#### The data

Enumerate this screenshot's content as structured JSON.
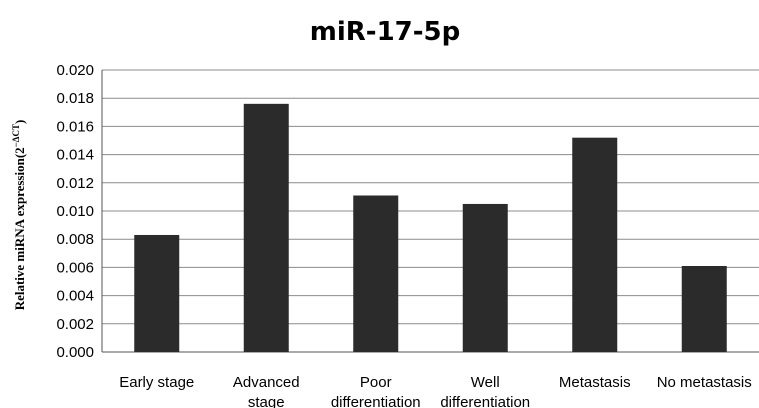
{
  "chart_data": {
    "type": "bar",
    "title": "miR-17-5p",
    "xlabel": "",
    "ylabel": "Relative miRNA expression(2",
    "ylabel_sup": "−ΔCT",
    "ylabel_close": ")",
    "categories": [
      [
        "Early stage"
      ],
      [
        "Advanced",
        "stage"
      ],
      [
        "Poor",
        "differentiation"
      ],
      [
        "Well",
        "differentiation"
      ],
      [
        "Metastasis"
      ],
      [
        "No metastasis"
      ]
    ],
    "values": [
      0.0083,
      0.0176,
      0.0111,
      0.0105,
      0.0152,
      0.0061
    ],
    "ylim": [
      0,
      0.02
    ],
    "yticks": [
      "0.000",
      "0.002",
      "0.004",
      "0.006",
      "0.008",
      "0.010",
      "0.012",
      "0.014",
      "0.016",
      "0.018",
      "0.020"
    ],
    "grid": true,
    "bar_color": "#2b2b2b",
    "grid_color": "#8c8c8c"
  }
}
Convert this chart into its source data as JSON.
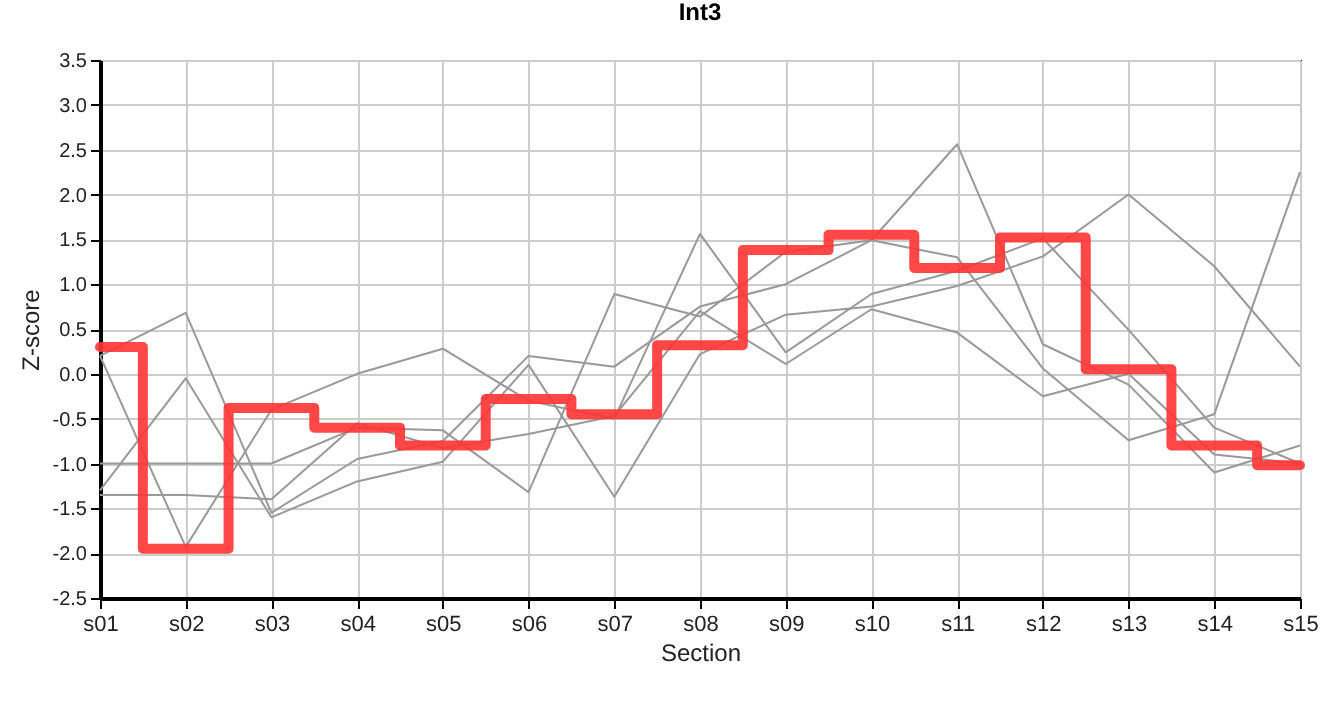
{
  "chart_data": {
    "type": "line",
    "title": "Int3",
    "xlabel": "Section",
    "ylabel": "Z-score",
    "categories": [
      "s01",
      "s02",
      "s03",
      "s04",
      "s05",
      "s06",
      "s07",
      "s08",
      "s09",
      "s10",
      "s11",
      "s12",
      "s13",
      "s14",
      "s15"
    ],
    "ylim": [
      -2.5,
      3.5
    ],
    "yticks": [
      -2.5,
      {
        "value": -2,
        "label": "-2.0"
      },
      -1.5,
      {
        "value": -1,
        "label": "-1.0"
      },
      -0.5,
      {
        "value": 0,
        "label": "0.0"
      },
      0.5,
      {
        "value": 1,
        "label": "1.0"
      },
      1.5,
      {
        "value": 2,
        "label": "2.0"
      },
      2.5,
      {
        "value": 3,
        "label": "3.0"
      },
      3.5
    ],
    "grid": true,
    "marker": "none",
    "series": [
      {
        "color": "#999999",
        "values": [
          0.2,
          0.68,
          -1.55,
          -0.95,
          -0.75,
          0.2,
          0.08,
          0.75,
          1.0,
          1.49,
          2.56,
          0.33,
          -0.12,
          -1.1,
          -0.8
        ]
      },
      {
        "color": "#999999",
        "values": [
          0.2,
          -1.93,
          -0.4,
          0.0,
          0.28,
          -0.3,
          -0.5,
          1.56,
          0.24,
          0.89,
          1.15,
          1.51,
          0.49,
          -0.6,
          -1.0
        ]
      },
      {
        "color": "#999999",
        "values": [
          -1.0,
          -1.0,
          -1.0,
          -0.6,
          -0.63,
          -1.32,
          0.89,
          0.64,
          1.36,
          1.49,
          1.3,
          0.06,
          -0.74,
          -0.45,
          2.25
        ]
      },
      {
        "color": "#999999",
        "values": [
          -1.3,
          -0.05,
          -1.6,
          -1.2,
          -0.98,
          0.1,
          -1.37,
          0.22,
          0.66,
          0.75,
          0.98,
          1.31,
          2.0,
          1.2,
          0.08
        ]
      },
      {
        "color": "#999999",
        "values": [
          -1.35,
          -1.35,
          -1.4,
          -0.55,
          -0.83,
          -0.67,
          -0.47,
          0.7,
          0.11,
          0.72,
          0.46,
          -0.25,
          0.0,
          -0.9,
          -1.0
        ]
      },
      {
        "type": "step",
        "color": "#ff3333",
        "values": [
          0.3,
          -1.95,
          -0.38,
          -0.6,
          -0.8,
          -0.28,
          -0.45,
          0.32,
          1.38,
          1.55,
          1.18,
          1.52,
          0.05,
          -0.8,
          -1.02
        ]
      }
    ]
  }
}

########

Copy each line of the preceding data that contains the string "this".

Enumerate this screenshot's content as structured JSON.
Convert this chart into its source data as JSON.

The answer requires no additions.